[Start of RECORDS SHOWN]

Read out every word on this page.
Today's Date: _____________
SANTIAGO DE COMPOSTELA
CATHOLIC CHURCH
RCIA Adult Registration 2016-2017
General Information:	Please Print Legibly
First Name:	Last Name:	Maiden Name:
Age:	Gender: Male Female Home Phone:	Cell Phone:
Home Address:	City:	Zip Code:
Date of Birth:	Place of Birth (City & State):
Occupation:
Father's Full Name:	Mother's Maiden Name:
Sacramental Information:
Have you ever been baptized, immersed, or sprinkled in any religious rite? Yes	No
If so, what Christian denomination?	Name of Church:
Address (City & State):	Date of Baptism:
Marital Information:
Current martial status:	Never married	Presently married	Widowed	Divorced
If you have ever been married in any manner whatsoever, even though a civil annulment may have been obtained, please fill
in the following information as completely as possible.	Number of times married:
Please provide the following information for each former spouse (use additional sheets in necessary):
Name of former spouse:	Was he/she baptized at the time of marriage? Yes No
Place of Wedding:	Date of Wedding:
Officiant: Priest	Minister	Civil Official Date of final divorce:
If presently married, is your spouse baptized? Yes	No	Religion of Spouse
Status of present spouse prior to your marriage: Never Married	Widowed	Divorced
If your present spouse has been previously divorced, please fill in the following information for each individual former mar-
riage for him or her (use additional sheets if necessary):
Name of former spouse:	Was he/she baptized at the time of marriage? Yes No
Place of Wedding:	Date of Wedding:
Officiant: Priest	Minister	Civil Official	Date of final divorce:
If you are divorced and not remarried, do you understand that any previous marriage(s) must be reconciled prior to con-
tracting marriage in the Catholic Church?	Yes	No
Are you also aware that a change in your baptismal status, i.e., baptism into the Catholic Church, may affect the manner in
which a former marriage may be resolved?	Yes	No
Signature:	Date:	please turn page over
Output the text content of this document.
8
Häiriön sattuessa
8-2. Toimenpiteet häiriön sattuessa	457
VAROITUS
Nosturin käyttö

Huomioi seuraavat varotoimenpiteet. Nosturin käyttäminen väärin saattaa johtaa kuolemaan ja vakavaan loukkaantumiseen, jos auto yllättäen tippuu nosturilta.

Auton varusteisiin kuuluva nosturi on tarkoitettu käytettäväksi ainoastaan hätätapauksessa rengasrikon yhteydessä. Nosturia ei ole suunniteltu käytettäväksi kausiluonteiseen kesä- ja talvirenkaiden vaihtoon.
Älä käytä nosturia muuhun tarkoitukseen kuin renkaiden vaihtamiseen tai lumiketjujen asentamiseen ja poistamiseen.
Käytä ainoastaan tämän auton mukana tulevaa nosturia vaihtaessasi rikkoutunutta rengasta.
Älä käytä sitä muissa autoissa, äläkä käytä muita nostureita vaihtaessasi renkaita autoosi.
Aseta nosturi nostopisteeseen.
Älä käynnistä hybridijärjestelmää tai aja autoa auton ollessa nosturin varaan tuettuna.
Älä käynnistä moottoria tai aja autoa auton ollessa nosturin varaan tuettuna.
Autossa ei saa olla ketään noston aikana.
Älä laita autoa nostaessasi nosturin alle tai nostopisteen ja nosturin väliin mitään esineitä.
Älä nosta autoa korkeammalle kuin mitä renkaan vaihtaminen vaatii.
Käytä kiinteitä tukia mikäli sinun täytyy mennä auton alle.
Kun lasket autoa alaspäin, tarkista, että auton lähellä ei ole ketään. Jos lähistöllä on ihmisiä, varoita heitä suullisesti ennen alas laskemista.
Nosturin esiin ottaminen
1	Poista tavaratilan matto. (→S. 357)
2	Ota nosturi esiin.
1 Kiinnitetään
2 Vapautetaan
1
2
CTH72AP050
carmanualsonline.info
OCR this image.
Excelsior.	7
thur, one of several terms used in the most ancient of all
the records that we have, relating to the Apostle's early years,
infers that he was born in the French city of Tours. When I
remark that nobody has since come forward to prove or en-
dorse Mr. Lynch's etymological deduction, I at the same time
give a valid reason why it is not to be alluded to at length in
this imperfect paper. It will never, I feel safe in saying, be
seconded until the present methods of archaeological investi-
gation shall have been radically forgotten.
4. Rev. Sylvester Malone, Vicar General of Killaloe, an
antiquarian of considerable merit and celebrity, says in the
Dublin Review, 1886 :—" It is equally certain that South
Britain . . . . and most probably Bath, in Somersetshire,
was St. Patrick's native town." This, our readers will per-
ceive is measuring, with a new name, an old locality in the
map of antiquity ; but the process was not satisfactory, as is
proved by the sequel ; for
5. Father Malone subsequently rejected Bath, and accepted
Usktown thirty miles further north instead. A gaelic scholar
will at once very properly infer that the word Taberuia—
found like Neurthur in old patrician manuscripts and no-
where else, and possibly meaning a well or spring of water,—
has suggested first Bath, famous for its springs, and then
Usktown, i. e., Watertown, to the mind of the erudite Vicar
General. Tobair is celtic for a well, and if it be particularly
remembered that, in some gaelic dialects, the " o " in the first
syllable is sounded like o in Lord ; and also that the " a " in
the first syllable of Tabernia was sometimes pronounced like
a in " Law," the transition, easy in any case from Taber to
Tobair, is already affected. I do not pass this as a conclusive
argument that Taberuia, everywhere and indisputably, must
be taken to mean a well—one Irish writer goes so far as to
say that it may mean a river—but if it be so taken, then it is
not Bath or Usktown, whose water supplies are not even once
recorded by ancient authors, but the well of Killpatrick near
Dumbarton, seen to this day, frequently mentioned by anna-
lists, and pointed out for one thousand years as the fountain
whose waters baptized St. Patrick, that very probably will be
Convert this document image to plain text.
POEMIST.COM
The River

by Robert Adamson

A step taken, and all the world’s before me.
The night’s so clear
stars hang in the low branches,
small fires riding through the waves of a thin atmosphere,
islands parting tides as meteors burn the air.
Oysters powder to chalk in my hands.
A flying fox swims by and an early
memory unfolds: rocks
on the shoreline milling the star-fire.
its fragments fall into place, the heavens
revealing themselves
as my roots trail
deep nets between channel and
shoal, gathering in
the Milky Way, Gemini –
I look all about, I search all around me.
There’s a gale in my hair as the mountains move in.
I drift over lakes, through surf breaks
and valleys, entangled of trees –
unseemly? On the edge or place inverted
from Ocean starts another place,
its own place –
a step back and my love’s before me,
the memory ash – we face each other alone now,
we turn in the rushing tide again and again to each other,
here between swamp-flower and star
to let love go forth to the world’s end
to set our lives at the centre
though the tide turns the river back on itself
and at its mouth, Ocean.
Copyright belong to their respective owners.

[End of RECORDS SHOWN]

§ DIRECTIONS:
Give the count of lines in the listing that hold the word "prior", with no other text.

§ RESULT FOR THIS TASK:
2